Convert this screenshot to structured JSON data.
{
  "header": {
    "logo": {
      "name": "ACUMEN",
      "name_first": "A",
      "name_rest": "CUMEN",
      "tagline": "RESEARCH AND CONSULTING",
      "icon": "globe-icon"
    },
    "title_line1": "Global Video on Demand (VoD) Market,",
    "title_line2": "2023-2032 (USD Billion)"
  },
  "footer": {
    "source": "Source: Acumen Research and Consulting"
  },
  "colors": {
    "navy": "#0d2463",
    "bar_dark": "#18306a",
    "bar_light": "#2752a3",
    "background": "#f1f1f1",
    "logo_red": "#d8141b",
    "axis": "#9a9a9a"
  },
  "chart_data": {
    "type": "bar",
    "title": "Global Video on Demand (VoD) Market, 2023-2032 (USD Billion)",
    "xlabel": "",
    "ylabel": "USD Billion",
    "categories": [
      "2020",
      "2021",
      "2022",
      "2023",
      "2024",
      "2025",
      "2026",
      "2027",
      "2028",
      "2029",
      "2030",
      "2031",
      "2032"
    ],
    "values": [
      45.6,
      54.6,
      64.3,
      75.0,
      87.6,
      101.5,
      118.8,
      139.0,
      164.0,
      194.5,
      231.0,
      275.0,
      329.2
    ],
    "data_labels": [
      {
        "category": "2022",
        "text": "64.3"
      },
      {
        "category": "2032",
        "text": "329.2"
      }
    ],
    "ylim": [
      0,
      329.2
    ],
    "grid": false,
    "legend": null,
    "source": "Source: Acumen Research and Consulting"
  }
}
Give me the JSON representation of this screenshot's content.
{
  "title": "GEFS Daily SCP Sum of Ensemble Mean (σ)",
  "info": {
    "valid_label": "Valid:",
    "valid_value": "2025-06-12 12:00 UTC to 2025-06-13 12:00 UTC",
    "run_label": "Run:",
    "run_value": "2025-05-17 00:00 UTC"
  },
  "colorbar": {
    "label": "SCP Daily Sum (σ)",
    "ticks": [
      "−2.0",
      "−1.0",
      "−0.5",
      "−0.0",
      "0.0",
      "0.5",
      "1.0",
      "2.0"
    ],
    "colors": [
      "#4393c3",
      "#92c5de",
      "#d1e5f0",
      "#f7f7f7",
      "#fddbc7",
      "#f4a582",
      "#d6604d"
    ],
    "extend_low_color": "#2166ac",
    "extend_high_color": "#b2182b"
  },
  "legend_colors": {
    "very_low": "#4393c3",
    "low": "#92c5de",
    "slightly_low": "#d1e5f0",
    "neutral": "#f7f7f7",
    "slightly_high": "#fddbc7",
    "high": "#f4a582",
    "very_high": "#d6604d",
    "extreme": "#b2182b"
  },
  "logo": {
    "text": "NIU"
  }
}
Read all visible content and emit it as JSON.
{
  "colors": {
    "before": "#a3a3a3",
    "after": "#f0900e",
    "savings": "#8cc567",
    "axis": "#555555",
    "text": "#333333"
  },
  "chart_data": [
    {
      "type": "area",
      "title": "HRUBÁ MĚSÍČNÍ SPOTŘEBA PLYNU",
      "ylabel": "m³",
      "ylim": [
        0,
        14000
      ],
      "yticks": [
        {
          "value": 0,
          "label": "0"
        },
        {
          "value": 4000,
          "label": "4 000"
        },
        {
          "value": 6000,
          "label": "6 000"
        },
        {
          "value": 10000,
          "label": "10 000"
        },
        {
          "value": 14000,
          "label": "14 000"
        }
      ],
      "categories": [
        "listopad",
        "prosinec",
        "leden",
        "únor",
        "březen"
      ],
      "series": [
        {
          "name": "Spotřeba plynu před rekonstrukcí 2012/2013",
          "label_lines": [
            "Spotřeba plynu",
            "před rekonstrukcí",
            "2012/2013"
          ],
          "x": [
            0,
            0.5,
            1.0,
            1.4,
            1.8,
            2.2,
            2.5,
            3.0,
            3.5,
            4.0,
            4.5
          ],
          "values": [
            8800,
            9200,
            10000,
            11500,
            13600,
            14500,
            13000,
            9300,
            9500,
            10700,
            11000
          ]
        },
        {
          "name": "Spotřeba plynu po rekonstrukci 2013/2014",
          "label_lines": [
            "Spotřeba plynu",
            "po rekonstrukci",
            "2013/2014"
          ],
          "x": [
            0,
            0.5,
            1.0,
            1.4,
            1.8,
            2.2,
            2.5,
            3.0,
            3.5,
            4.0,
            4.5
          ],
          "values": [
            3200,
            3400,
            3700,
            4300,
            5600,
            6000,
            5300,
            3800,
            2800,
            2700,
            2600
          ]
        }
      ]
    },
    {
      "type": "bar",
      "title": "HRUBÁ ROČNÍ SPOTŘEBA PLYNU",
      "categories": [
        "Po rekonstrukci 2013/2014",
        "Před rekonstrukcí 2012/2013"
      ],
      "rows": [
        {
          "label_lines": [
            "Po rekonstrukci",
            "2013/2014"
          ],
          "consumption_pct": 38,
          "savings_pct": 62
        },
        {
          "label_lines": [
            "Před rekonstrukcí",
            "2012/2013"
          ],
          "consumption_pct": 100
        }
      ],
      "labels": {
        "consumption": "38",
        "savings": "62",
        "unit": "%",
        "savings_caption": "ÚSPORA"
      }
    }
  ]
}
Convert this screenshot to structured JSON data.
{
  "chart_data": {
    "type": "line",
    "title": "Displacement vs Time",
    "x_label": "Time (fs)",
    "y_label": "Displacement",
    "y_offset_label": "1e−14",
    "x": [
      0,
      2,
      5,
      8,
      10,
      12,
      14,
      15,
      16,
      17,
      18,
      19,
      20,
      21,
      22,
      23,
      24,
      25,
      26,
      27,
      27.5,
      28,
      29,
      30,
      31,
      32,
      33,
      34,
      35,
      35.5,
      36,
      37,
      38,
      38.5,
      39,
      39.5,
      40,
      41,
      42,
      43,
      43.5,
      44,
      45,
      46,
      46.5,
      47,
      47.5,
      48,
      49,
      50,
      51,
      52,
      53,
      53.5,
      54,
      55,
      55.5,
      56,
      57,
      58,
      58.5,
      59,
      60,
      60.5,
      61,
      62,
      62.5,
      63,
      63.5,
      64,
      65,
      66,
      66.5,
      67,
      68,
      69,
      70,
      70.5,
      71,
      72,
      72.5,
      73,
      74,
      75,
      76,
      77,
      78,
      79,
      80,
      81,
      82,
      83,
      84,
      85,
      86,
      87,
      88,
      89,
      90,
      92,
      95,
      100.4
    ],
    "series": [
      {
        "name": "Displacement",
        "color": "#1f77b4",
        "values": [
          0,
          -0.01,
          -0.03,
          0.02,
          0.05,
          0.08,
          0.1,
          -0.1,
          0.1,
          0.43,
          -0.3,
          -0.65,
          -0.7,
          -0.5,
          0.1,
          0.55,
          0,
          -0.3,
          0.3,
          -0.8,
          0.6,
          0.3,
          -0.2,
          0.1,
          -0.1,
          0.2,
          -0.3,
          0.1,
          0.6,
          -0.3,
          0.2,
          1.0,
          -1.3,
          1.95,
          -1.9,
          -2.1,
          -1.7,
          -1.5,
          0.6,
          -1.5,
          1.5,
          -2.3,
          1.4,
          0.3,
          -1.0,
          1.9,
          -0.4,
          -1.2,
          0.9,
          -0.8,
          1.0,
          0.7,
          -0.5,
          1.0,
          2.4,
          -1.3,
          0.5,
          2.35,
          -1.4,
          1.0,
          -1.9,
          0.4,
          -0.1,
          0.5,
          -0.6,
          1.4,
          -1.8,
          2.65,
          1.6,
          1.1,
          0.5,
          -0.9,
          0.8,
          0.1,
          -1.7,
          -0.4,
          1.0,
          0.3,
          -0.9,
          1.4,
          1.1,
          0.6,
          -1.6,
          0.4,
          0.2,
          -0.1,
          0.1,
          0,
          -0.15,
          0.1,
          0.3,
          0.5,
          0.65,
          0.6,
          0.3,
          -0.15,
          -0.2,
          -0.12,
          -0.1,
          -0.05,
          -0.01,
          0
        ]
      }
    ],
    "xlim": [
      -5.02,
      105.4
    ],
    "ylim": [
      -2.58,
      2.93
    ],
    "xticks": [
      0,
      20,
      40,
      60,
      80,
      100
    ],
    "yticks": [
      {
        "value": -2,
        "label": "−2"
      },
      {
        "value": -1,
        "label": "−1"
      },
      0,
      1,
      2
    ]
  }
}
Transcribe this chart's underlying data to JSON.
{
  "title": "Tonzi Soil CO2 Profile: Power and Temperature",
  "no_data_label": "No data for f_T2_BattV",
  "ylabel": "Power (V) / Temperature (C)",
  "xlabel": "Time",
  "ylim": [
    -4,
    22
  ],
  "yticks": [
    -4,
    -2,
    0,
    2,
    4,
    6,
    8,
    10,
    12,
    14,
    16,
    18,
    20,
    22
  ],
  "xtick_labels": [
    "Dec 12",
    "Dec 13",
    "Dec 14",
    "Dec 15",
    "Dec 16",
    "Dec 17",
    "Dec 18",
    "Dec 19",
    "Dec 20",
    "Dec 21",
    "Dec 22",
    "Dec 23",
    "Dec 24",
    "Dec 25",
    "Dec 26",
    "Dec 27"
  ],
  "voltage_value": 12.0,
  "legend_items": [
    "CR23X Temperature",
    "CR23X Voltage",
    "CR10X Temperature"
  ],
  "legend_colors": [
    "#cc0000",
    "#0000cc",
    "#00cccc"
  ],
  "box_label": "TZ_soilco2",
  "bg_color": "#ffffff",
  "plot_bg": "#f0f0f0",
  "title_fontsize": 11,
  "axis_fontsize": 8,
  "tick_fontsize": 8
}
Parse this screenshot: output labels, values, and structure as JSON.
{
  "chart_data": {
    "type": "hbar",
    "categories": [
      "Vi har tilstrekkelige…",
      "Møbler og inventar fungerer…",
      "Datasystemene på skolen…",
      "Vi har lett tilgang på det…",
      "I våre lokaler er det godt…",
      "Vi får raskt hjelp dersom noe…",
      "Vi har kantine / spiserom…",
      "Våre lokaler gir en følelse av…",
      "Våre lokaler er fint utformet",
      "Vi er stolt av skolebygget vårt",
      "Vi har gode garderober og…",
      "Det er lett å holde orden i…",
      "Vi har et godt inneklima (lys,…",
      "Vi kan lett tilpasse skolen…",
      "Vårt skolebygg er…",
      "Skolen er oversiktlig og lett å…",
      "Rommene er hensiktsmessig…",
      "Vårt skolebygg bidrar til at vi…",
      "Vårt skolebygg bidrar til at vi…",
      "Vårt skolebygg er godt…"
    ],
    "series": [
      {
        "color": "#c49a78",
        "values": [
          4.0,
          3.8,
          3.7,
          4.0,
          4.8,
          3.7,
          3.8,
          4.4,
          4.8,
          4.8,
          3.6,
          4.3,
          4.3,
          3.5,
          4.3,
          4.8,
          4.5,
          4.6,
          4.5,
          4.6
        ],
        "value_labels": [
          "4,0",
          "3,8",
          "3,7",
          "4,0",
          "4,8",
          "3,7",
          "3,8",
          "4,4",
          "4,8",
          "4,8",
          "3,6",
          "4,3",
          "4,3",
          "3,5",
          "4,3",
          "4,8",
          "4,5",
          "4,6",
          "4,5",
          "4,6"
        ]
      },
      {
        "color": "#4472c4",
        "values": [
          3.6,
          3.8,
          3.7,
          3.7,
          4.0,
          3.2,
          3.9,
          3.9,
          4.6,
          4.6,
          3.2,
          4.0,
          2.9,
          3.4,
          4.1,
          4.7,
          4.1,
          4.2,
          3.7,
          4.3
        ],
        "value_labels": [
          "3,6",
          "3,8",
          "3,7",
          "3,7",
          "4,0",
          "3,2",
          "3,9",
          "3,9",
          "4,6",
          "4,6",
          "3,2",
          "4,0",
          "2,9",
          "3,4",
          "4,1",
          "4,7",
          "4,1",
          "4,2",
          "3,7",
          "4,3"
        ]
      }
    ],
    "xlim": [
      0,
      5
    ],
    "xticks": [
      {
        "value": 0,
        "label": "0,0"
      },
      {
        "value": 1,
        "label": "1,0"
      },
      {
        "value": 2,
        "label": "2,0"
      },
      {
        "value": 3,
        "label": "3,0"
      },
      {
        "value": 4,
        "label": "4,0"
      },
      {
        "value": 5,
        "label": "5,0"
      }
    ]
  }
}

————————

THE TASK
Identify the lines that contain the string "godt", and copy every one of them.

OUTPUT BELOW
      "I våre lokaler er det godt…",
      "Vi har et godt inneklima (lys,…",
      "Vårt skolebygg er godt…"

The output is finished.